Each line of the records below that holds "lower" should be returned.

=== Begin Enclosure ===

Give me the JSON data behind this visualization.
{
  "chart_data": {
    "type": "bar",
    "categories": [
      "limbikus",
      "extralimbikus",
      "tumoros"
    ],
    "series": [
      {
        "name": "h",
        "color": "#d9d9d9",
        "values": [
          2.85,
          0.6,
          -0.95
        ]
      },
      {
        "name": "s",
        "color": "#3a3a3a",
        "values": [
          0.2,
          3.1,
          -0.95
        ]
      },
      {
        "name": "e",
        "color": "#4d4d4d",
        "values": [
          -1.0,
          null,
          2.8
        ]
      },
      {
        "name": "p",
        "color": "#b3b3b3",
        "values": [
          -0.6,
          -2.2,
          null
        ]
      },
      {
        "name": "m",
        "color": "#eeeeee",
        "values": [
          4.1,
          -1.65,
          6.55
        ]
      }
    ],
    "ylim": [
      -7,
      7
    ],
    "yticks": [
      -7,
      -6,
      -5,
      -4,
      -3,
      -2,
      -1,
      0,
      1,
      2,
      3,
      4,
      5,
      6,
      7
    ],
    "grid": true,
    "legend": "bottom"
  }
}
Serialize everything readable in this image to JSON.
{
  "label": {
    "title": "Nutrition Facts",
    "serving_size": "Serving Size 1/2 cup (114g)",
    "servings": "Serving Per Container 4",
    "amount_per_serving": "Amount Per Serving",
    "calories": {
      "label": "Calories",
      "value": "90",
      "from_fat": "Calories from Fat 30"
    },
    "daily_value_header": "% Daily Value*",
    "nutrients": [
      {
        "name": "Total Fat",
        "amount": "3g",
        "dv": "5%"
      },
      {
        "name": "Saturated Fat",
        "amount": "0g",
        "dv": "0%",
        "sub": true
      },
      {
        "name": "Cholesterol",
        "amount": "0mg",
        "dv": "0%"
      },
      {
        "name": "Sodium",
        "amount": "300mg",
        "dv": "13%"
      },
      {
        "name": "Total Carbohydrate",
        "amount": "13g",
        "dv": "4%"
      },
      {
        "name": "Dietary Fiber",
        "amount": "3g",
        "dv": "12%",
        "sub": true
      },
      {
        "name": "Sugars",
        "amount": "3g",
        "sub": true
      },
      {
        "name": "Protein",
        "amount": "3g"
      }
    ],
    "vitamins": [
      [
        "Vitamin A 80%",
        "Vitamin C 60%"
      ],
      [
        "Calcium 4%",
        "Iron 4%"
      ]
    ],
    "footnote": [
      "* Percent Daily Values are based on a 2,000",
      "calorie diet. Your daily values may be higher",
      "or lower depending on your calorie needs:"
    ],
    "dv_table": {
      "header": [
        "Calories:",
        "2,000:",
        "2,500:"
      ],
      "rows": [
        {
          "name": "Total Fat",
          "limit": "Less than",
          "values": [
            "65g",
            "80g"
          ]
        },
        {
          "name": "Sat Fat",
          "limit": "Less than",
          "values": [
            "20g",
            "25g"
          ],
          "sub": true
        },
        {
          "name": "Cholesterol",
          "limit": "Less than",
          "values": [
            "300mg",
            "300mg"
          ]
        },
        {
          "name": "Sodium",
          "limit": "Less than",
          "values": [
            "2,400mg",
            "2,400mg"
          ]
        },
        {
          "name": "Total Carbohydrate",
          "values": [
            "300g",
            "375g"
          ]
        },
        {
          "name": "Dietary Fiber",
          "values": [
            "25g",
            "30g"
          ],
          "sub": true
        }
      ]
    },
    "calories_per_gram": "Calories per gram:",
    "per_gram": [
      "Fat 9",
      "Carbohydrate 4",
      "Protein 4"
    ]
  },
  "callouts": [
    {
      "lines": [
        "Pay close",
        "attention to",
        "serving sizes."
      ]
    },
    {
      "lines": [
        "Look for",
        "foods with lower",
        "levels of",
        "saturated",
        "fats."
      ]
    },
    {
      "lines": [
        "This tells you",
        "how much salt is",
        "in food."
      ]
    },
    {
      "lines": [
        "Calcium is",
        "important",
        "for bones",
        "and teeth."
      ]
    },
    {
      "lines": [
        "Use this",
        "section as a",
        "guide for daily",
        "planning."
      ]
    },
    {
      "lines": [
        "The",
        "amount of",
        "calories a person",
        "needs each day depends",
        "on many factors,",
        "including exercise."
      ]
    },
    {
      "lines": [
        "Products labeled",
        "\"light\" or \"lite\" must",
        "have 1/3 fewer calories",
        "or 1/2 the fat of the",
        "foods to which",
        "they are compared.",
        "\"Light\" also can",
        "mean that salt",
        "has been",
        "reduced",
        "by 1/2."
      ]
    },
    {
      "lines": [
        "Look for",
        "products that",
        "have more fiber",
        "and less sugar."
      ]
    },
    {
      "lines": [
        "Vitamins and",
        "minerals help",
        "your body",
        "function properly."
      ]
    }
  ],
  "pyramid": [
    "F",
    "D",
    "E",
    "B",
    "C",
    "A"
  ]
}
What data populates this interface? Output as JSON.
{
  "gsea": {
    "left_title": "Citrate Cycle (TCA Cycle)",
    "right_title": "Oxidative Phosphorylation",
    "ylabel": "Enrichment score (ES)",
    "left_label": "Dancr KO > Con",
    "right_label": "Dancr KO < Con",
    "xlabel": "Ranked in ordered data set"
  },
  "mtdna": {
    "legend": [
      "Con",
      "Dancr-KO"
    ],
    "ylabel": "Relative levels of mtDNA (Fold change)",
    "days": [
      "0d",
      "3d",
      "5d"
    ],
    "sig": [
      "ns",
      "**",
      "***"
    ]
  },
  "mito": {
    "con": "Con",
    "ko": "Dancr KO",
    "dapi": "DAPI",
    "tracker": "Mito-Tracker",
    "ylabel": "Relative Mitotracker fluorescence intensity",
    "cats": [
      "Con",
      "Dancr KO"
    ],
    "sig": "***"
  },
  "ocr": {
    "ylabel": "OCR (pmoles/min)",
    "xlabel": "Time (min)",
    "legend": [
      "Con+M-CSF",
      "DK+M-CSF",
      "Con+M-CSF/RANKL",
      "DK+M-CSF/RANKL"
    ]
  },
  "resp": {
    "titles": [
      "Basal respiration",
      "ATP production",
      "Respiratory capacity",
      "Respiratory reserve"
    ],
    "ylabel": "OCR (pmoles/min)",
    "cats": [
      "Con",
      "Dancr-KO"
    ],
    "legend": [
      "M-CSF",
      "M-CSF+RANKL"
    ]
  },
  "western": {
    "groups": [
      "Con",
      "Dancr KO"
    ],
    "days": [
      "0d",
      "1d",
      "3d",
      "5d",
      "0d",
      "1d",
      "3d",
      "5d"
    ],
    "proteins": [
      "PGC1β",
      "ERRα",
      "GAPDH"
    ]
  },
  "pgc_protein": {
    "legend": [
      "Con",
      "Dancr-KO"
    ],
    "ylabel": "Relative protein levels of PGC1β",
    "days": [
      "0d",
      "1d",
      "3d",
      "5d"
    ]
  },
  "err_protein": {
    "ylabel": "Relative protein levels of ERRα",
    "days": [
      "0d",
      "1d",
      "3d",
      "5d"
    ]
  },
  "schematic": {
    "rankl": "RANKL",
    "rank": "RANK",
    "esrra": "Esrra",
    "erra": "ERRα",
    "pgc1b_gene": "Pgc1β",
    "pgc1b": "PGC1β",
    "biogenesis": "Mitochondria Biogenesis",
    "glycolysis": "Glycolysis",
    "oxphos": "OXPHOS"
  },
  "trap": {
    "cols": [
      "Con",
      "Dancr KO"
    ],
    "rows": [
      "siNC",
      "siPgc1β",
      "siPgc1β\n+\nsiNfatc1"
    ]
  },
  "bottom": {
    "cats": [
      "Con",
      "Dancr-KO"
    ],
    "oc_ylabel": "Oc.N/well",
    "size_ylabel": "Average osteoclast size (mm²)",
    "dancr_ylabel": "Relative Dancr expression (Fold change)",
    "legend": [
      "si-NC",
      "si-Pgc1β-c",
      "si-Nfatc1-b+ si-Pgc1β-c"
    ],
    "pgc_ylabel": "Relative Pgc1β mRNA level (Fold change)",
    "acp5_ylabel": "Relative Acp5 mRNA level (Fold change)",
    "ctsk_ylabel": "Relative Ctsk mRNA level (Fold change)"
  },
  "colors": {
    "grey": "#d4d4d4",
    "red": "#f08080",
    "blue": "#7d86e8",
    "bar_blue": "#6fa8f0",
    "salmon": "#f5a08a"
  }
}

=== End Enclosure ===

## EXERCISE RESPONSE
      "or lower depending on your calorie needs:"
        "foods with lower",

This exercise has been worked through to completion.